■ Objective ■
Write out every entry exactly as it appears.

--- Records shown ---

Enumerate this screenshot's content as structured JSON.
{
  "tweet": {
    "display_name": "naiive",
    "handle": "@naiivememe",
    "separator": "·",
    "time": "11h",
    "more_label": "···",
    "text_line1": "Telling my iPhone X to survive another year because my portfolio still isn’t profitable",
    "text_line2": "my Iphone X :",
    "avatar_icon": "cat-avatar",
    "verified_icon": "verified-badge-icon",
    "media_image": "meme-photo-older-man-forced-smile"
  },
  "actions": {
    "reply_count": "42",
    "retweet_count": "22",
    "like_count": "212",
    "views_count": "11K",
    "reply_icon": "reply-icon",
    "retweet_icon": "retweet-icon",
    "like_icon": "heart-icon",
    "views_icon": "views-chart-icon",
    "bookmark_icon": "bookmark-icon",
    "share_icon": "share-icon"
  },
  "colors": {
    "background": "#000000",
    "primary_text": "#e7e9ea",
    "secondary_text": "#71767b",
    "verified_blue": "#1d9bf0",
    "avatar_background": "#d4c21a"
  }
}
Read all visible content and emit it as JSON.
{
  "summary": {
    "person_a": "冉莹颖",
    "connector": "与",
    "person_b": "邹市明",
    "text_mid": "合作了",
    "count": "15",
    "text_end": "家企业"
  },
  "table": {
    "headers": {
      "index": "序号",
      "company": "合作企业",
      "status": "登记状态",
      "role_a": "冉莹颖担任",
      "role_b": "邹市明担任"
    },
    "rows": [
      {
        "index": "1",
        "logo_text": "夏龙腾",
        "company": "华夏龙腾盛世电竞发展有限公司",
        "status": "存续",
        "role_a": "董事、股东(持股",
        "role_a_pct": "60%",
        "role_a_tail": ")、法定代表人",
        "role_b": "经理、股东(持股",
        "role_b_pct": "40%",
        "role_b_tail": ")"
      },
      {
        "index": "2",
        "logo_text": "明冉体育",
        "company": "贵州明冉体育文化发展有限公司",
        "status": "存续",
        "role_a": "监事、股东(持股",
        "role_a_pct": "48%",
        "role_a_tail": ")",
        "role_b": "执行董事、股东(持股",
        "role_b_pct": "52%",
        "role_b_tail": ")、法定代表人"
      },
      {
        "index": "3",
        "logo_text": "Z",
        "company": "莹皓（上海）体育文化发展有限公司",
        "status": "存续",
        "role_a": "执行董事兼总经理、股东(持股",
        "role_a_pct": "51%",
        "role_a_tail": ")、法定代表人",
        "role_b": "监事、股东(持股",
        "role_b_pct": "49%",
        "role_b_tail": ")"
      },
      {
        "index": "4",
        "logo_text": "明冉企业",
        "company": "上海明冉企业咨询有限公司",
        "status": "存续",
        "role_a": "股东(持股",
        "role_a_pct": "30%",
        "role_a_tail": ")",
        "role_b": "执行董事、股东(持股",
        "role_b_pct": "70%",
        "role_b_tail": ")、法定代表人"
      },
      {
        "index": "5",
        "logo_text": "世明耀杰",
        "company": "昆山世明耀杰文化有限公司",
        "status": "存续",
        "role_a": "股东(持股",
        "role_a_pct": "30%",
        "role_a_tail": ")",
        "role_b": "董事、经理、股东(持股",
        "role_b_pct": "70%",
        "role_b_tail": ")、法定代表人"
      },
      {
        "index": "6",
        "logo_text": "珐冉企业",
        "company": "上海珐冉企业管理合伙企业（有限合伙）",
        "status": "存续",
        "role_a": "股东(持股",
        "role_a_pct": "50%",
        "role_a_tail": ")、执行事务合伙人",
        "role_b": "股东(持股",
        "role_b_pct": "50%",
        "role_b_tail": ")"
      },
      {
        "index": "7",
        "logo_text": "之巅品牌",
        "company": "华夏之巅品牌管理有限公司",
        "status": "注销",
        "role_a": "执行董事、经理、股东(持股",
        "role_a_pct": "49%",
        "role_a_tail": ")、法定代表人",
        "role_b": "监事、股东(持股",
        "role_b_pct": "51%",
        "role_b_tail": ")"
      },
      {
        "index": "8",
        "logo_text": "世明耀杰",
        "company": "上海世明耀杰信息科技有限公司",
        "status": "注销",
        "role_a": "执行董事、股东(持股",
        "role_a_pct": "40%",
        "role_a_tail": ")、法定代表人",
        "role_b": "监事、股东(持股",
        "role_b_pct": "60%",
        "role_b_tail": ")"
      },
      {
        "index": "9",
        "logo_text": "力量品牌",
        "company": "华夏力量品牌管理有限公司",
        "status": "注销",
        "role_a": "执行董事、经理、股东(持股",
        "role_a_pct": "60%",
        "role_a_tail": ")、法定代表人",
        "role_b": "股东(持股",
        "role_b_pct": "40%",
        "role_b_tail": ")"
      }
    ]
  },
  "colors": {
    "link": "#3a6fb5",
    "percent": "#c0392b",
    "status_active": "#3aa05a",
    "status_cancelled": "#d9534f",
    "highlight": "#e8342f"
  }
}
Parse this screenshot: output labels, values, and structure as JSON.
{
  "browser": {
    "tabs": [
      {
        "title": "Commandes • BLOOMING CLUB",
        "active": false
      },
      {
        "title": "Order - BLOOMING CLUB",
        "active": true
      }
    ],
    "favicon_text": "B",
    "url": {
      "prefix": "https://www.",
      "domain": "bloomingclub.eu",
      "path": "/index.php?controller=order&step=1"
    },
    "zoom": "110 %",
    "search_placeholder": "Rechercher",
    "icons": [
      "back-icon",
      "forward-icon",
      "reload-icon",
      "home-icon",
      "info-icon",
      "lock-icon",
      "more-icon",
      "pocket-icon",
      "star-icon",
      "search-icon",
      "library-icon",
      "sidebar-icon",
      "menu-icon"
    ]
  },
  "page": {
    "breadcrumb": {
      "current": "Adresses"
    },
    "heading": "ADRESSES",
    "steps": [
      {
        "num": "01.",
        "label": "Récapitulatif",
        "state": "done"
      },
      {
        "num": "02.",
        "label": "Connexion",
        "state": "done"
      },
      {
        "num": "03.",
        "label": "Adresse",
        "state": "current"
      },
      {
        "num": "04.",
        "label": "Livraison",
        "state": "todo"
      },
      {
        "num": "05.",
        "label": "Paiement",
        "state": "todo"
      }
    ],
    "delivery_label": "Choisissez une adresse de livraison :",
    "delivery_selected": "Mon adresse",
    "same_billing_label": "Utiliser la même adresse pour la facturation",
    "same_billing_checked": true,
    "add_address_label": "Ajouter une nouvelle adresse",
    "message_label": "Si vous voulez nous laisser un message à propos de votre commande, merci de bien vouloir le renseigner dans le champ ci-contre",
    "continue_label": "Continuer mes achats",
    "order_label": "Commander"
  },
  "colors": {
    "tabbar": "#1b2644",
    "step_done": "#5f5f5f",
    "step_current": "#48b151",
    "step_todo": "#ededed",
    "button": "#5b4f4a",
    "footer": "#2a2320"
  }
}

---

■ Full output ■
Enumerate this screenshot's content as structured JSON.
{
  "tweet": {
    "display_name": "naiive",
    "handle": "@naiivememe",
    "separator": "·",
    "time": "11h",
    "more_label": "···",
    "text_line1": "Telling my iPhone X to survive another year because my portfolio still isn’t profitable",
    "text_line2": "my Iphone X :",
    "avatar_icon": "cat-avatar",
    "verified_icon": "verified-badge-icon",
    "media_image": "meme-photo-older-man-forced-smile"
  },
  "actions": {
    "reply_count": "42",
    "retweet_count": "22",
    "like_count": "212",
    "views_count": "11K",
    "reply_icon": "reply-icon",
    "retweet_icon": "retweet-icon",
    "like_icon": "heart-icon",
    "views_icon": "views-chart-icon",
    "bookmark_icon": "bookmark-icon",
    "share_icon": "share-icon"
  },
  "colors": {
    "background": "#000000",
    "primary_text": "#e7e9ea",
    "secondary_text": "#71767b",
    "verified_blue": "#1d9bf0",
    "avatar_background": "#d4c21a"
  }
}
Read all visible content and emit it as JSON.
{
  "summary": {
    "person_a": "冉莹颖",
    "connector": "与",
    "person_b": "邹市明",
    "text_mid": "合作了",
    "count": "15",
    "text_end": "家企业"
  },
  "table": {
    "headers": {
      "index": "序号",
      "company": "合作企业",
      "status": "登记状态",
      "role_a": "冉莹颖担任",
      "role_b": "邹市明担任"
    },
    "rows": [
      {
        "index": "1",
        "logo_text": "夏龙腾",
        "company": "华夏龙腾盛世电竞发展有限公司",
        "status": "存续",
        "role_a": "董事、股东(持股",
        "role_a_pct": "60%",
        "role_a_tail": ")、法定代表人",
        "role_b": "经理、股东(持股",
        "role_b_pct": "40%",
        "role_b_tail": ")"
      },
      {
        "index": "2",
        "logo_text": "明冉体育",
        "company": "贵州明冉体育文化发展有限公司",
        "status": "存续",
        "role_a": "监事、股东(持股",
        "role_a_pct": "48%",
        "role_a_tail": ")",
        "role_b": "执行董事、股东(持股",
        "role_b_pct": "52%",
        "role_b_tail": ")、法定代表人"
      },
      {
        "index": "3",
        "logo_text": "Z",
        "company": "莹皓（上海）体育文化发展有限公司",
        "status": "存续",
        "role_a": "执行董事兼总经理、股东(持股",
        "role_a_pct": "51%",
        "role_a_tail": ")、法定代表人",
        "role_b": "监事、股东(持股",
        "role_b_pct": "49%",
        "role_b_tail": ")"
      },
      {
        "index": "4",
        "logo_text": "明冉企业",
        "company": "上海明冉企业咨询有限公司",
        "status": "存续",
        "role_a": "股东(持股",
        "role_a_pct": "30%",
        "role_a_tail": ")",
        "role_b": "执行董事、股东(持股",
        "role_b_pct": "70%",
        "role_b_tail": ")、法定代表人"
      },
      {
        "index": "5",
        "logo_text": "世明耀杰",
        "company": "昆山世明耀杰文化有限公司",
        "status": "存续",
        "role_a": "股东(持股",
        "role_a_pct": "30%",
        "role_a_tail": ")",
        "role_b": "董事、经理、股东(持股",
        "role_b_pct": "70%",
        "role_b_tail": ")、法定代表人"
      },
      {
        "index": "6",
        "logo_text": "珐冉企业",
        "company": "上海珐冉企业管理合伙企业（有限合伙）",
        "status": "存续",
        "role_a": "股东(持股",
        "role_a_pct": "50%",
        "role_a_tail": ")、执行事务合伙人",
        "role_b": "股东(持股",
        "role_b_pct": "50%",
        "role_b_tail": ")"
      },
      {
        "index": "7",
        "logo_text": "之巅品牌",
        "company": "华夏之巅品牌管理有限公司",
        "status": "注销",
        "role_a": "执行董事、经理、股东(持股",
        "role_a_pct": "49%",
        "role_a_tail": ")、法定代表人",
        "role_b": "监事、股东(持股",
        "role_b_pct": "51%",
        "role_b_tail": ")"
      },
      {
        "index": "8",
        "logo_text": "世明耀杰",
        "company": "上海世明耀杰信息科技有限公司",
        "status": "注销",
        "role_a": "执行董事、股东(持股",
        "role_a_pct": "40%",
        "role_a_tail": ")、法定代表人",
        "role_b": "监事、股东(持股",
        "role_b_pct": "60%",
        "role_b_tail": ")"
      },
      {
        "index": "9",
        "logo_text": "力量品牌",
        "company": "华夏力量品牌管理有限公司",
        "status": "注销",
        "role_a": "执行董事、经理、股东(持股",
        "role_a_pct": "60%",
        "role_a_tail": ")、法定代表人",
        "role_b": "股东(持股",
        "role_b_pct": "40%",
        "role_b_tail": ")"
      }
    ]
  },
  "colors": {
    "link": "#3a6fb5",
    "percent": "#c0392b",
    "status_active": "#3aa05a",
    "status_cancelled": "#d9534f",
    "highlight": "#e8342f"
  }
}
Parse this screenshot: output labels, values, and structure as JSON.
{
  "browser": {
    "tabs": [
      {
        "title": "Commandes • BLOOMING CLUB",
        "active": false
      },
      {
        "title": "Order - BLOOMING CLUB",
        "active": true
      }
    ],
    "favicon_text": "B",
    "url": {
      "prefix": "https://www.",
      "domain": "bloomingclub.eu",
      "path": "/index.php?controller=order&step=1"
    },
    "zoom": "110 %",
    "search_placeholder": "Rechercher",
    "icons": [
      "back-icon",
      "forward-icon",
      "reload-icon",
      "home-icon",
      "info-icon",
      "lock-icon",
      "more-icon",
      "pocket-icon",
      "star-icon",
      "search-icon",
      "library-icon",
      "sidebar-icon",
      "menu-icon"
    ]
  },
  "page": {
    "breadcrumb": {
      "current": "Adresses"
    },
    "heading": "ADRESSES",
    "steps": [
      {
        "num": "01.",
        "label": "Récapitulatif",
        "state": "done"
      },
      {
        "num": "02.",
        "label": "Connexion",
        "state": "done"
      },
      {
        "num": "03.",
        "label": "Adresse",
        "state": "current"
      },
      {
        "num": "04.",
        "label": "Livraison",
        "state": "todo"
      },
      {
        "num": "05.",
        "label": "Paiement",
        "state": "todo"
      }
    ],
    "delivery_label": "Choisissez une adresse de livraison :",
    "delivery_selected": "Mon adresse",
    "same_billing_label": "Utiliser la même adresse pour la facturation",
    "same_billing_checked": true,
    "add_address_label": "Ajouter une nouvelle adresse",
    "message_label": "Si vous voulez nous laisser un message à propos de votre commande, merci de bien vouloir le renseigner dans le champ ci-contre",
    "continue_label": "Continuer mes achats",
    "order_label": "Commander"
  },
  "colors": {
    "tabbar": "#1b2644",
    "step_done": "#5f5f5f",
    "step_current": "#48b151",
    "step_todo": "#ededed",
    "button": "#5b4f4a",
    "footer": "#2a2320"
  }
}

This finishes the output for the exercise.